Record set =
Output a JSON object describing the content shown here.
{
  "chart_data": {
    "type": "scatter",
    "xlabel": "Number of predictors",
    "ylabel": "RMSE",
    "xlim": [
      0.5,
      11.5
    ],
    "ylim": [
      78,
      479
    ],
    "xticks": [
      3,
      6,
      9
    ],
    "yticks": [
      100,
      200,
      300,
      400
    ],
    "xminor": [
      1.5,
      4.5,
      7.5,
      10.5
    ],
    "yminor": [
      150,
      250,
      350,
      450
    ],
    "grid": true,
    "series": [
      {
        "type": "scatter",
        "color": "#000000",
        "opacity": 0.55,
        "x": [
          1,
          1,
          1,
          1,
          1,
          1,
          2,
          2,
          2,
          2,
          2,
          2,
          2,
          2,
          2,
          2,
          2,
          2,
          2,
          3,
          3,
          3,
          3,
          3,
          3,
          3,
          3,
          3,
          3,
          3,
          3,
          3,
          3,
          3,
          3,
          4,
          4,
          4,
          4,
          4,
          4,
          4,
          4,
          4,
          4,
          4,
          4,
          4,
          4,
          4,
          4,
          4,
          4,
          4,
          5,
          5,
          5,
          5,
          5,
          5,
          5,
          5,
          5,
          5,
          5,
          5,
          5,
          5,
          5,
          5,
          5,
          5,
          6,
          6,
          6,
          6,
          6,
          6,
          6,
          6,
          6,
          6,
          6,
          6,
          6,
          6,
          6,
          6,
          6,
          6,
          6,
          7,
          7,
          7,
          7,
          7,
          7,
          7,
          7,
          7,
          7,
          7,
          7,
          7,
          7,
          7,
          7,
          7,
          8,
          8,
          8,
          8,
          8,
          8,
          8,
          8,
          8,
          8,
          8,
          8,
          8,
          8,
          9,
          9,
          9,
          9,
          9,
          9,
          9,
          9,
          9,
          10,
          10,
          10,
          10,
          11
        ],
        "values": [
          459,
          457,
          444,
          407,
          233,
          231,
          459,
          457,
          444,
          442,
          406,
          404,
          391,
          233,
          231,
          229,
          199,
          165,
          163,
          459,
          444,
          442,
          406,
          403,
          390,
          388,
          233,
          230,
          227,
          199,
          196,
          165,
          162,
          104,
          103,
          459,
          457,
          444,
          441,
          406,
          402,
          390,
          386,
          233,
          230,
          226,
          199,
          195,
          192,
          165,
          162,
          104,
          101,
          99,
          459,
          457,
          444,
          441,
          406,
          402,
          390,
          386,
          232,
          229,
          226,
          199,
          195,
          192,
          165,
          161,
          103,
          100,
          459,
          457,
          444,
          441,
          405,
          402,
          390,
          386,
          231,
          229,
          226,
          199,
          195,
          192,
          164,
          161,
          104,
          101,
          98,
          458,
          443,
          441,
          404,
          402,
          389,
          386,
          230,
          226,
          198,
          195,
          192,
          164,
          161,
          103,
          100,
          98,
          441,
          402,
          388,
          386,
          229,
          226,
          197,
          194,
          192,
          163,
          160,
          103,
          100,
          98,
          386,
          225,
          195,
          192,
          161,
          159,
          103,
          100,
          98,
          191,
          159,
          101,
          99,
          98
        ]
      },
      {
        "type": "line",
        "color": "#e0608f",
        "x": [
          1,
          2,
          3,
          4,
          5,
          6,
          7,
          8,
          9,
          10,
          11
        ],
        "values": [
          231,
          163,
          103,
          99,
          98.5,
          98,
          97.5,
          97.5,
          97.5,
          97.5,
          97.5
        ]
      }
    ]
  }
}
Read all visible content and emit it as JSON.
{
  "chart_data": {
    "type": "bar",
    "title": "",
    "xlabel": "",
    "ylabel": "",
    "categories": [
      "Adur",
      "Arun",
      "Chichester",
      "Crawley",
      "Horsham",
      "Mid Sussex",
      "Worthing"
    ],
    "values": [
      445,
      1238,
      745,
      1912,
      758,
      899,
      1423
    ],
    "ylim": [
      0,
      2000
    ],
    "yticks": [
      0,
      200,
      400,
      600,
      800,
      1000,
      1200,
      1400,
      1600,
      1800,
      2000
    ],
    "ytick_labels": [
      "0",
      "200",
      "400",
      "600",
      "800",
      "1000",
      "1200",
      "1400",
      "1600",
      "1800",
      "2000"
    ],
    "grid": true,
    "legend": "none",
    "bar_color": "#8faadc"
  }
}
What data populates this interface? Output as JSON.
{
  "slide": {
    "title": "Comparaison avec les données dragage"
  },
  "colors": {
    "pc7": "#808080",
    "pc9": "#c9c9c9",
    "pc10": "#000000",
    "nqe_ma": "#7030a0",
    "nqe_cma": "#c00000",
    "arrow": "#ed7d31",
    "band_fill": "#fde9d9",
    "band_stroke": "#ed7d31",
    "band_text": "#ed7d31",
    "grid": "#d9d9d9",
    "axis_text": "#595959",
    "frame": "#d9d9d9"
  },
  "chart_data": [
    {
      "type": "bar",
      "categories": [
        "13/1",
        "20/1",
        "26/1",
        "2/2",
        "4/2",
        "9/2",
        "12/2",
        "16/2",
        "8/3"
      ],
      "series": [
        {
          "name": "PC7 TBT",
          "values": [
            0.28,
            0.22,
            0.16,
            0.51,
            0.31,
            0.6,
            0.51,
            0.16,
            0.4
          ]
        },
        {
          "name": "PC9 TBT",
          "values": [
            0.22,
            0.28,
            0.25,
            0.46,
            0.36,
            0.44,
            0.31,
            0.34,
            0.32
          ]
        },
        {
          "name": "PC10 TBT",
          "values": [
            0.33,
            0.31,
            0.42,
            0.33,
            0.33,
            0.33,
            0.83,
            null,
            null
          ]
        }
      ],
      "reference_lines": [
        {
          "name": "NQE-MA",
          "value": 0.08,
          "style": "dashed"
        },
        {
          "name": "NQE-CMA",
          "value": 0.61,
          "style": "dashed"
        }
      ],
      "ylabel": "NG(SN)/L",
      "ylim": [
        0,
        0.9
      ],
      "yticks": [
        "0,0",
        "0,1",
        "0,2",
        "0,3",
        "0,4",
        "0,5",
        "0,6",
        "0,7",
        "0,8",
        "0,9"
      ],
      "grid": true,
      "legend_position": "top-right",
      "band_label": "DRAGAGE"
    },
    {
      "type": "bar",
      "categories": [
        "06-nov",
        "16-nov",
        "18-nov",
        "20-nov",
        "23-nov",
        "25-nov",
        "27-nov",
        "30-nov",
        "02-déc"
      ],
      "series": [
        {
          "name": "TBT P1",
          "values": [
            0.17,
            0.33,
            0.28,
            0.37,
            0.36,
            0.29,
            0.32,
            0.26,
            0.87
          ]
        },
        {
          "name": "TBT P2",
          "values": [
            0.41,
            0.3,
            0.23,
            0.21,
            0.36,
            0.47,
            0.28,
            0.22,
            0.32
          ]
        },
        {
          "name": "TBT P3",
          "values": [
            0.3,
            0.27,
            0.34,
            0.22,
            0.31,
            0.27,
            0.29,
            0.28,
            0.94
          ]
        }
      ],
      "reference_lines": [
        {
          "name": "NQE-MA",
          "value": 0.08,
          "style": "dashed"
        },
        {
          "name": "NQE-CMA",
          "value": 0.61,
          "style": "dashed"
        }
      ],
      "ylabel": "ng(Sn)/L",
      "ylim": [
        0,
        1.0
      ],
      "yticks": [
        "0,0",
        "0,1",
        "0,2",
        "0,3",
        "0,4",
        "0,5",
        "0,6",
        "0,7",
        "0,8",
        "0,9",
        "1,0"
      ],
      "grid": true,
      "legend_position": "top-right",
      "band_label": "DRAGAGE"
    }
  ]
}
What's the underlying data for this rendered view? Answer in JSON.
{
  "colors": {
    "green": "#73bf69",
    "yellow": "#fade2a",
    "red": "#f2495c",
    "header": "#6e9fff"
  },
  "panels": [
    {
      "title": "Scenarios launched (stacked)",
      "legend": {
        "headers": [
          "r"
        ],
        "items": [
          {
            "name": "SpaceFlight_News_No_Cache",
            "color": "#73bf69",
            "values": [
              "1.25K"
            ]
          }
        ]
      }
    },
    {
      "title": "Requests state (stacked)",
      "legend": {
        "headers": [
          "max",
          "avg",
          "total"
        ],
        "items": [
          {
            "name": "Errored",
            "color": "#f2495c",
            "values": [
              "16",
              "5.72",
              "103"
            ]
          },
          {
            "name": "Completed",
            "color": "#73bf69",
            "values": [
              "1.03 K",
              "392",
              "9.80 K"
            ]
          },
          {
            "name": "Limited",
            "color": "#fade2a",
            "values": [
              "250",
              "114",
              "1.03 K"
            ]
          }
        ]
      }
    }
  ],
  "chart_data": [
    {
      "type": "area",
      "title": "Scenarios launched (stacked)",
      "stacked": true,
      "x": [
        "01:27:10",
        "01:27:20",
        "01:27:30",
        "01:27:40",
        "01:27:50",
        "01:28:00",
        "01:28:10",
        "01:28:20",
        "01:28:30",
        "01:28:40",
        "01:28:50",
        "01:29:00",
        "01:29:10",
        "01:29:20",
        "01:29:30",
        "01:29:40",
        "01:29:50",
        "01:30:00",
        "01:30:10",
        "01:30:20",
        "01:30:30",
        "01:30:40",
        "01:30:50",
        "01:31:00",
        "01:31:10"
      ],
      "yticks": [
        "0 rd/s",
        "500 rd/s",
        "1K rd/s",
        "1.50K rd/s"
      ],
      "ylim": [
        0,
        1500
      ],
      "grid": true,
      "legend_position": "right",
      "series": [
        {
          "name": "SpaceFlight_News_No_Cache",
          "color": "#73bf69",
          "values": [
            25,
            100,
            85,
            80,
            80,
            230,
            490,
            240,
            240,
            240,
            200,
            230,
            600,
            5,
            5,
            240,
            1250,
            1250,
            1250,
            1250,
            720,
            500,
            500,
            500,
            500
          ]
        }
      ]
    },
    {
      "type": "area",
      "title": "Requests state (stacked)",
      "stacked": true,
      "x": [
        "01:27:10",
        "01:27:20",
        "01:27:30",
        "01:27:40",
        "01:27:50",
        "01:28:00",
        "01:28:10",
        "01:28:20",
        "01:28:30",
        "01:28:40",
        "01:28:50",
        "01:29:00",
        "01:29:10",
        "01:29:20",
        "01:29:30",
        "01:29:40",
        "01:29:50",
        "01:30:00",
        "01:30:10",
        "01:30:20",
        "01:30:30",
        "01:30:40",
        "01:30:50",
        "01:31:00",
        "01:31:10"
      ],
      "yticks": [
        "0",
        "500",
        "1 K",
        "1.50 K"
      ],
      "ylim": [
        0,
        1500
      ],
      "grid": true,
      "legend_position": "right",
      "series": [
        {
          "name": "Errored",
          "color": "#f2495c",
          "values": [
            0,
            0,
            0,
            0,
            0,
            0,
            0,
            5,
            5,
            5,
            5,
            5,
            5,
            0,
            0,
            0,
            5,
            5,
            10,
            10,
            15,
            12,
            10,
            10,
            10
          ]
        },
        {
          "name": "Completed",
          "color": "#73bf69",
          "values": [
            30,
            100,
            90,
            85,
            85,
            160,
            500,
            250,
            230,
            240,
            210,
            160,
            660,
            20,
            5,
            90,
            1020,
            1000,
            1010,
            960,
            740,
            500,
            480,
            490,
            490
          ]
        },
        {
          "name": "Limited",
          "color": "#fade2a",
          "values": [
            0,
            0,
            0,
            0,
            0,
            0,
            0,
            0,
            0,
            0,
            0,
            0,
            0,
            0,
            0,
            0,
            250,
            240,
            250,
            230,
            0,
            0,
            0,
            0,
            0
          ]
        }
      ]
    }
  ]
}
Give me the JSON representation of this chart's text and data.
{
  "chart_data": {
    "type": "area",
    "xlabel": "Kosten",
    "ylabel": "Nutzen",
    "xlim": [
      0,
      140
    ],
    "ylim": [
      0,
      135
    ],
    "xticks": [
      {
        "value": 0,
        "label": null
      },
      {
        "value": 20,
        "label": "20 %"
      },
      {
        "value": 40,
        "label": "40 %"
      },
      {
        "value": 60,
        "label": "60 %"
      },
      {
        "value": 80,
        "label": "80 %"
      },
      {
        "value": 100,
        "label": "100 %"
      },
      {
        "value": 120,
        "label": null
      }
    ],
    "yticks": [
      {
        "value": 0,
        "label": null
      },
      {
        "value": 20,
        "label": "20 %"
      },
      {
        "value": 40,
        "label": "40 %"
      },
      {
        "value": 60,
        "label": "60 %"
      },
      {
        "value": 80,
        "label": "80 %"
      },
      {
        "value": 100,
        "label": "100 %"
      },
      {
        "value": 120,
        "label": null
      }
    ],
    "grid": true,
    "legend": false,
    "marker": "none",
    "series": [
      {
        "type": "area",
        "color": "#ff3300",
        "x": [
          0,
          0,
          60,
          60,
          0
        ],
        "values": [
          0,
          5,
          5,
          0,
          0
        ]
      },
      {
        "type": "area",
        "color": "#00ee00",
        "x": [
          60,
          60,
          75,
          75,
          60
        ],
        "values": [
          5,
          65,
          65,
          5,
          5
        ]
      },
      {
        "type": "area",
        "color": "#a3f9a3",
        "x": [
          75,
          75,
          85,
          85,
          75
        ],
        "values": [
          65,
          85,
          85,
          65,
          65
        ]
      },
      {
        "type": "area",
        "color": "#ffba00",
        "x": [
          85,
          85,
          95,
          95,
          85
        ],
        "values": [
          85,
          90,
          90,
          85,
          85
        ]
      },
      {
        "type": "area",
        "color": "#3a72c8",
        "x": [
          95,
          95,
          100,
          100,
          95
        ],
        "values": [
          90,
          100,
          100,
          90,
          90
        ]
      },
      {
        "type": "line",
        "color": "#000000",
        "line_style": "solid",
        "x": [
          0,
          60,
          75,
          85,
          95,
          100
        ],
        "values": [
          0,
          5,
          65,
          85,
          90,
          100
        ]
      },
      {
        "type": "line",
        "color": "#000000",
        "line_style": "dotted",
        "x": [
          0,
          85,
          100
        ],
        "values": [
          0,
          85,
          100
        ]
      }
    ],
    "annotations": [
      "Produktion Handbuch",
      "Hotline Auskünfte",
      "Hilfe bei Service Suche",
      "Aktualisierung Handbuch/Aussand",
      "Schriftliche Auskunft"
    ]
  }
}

What is expected = Report how many lines in these entries contain "Handbuch". Answer with the number only.

Response to this task = 2